┏━━

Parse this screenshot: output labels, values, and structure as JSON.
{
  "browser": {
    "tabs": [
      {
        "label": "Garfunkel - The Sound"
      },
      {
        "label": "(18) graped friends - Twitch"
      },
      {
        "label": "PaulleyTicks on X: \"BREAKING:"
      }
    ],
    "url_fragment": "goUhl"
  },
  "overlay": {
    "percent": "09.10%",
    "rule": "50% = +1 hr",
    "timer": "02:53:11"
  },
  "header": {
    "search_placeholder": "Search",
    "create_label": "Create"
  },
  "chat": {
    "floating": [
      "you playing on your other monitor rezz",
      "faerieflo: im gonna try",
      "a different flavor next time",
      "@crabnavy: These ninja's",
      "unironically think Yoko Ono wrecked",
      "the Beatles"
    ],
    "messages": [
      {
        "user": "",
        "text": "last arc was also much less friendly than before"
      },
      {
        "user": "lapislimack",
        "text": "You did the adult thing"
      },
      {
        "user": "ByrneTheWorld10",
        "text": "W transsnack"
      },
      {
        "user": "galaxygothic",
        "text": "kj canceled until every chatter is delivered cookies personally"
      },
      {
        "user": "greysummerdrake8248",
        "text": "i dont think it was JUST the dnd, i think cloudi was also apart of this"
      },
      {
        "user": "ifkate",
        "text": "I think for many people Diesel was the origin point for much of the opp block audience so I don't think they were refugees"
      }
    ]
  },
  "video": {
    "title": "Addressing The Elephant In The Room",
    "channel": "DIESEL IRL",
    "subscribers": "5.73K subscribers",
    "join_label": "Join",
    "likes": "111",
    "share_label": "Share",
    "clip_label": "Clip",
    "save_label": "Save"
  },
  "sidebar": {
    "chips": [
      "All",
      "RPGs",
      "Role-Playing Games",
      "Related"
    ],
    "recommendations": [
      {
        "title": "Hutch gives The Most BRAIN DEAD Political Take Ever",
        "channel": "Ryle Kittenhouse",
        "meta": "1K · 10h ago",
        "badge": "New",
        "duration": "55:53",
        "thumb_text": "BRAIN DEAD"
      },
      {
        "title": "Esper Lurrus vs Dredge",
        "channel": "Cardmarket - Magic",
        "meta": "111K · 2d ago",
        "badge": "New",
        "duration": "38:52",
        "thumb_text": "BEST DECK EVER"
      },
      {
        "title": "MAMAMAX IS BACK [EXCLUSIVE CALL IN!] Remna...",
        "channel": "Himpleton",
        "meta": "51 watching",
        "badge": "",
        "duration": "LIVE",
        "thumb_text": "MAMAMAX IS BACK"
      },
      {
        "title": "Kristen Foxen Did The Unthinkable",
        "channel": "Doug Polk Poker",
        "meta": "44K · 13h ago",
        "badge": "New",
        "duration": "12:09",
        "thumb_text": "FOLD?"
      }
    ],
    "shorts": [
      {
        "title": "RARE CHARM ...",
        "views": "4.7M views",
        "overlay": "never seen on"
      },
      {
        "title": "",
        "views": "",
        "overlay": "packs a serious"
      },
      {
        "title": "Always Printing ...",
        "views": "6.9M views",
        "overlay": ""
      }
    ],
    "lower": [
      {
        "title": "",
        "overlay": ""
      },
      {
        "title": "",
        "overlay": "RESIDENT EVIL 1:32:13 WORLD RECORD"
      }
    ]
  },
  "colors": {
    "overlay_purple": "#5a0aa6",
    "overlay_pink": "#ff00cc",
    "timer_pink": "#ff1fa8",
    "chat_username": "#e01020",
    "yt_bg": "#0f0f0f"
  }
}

┗━━

Requirements: Each line that holds the word "meta" is to be copied.

Complete output:
        "meta": "1K · 10h ago",
        "meta": "111K · 2d ago",
        "meta": "51 watching",
        "meta": "44K · 13h ago",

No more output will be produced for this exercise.